Find the lines that hold the word "left" and return them.
-- start DATASET --
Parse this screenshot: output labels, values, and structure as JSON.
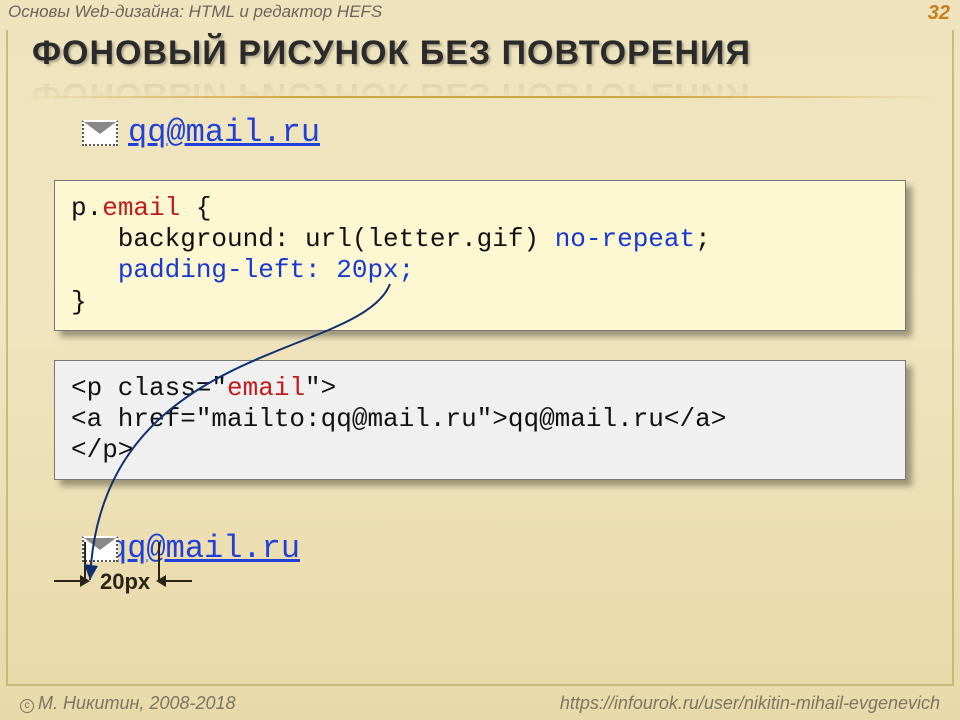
{
  "slide": {
    "course": "Основы Web-дизайна: HTML и редактор HEFS",
    "number": "32",
    "title": "ФОНОВЫЙ РИСУНОК БЕЗ ПОВТОРЕНИЯ"
  },
  "demo": {
    "email": "qq@mail.ru",
    "email2": "qq@mail.ru"
  },
  "css_code": {
    "l1a": "p.",
    "l1b": "email",
    "l1c": " {",
    "l2a": "   background: url(letter.gif) ",
    "l2b": "no-repeat",
    "l2c": ";",
    "l3a": "   ",
    "l3b": "padding-left: 20px;",
    "l4": "}"
  },
  "html_code": {
    "l1a": "<p class=\"",
    "l1b": "email",
    "l1c": "\">",
    "l2": "<a href=\"mailto:qq@mail.ru\">qq@mail.ru</a>",
    "l3": "</p>"
  },
  "measure": {
    "label": "20px"
  },
  "footer": {
    "left": "М. Никитин, 2008-2018",
    "right": "https://infourok.ru/user/nikitin-mihail-evgenevich"
  }
}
-- end DATASET --
_THE RESPONSE_
    "l3b": "padding-left: 20px;",
    "left": "М. Никитин, 2008-2018",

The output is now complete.